## Task directions
Please print the full listing exactly.

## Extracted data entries
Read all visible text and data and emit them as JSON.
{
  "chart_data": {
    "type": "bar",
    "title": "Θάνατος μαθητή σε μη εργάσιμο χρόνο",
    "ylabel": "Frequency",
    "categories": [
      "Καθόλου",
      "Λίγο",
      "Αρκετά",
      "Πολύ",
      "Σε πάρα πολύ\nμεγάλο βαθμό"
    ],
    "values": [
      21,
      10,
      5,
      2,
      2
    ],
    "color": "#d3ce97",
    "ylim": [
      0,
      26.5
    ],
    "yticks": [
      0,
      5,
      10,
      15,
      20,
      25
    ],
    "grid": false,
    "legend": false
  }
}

## The reply
Read all visible text and data and emit them as JSON.
{
  "chart_data": {
    "type": "bar",
    "title": "Θάνατος μαθητή σε μη εργάσιμο χρόνο",
    "ylabel": "Frequency",
    "categories": [
      "Καθόλου",
      "Λίγο",
      "Αρκετά",
      "Πολύ",
      "Σε πάρα πολύ\nμεγάλο βαθμό"
    ],
    "values": [
      21,
      10,
      5,
      2,
      2
    ],
    "color": "#d3ce97",
    "ylim": [
      0,
      26.5
    ],
    "yticks": [
      0,
      5,
      10,
      15,
      20,
      25
    ],
    "grid": false,
    "legend": false
  }
}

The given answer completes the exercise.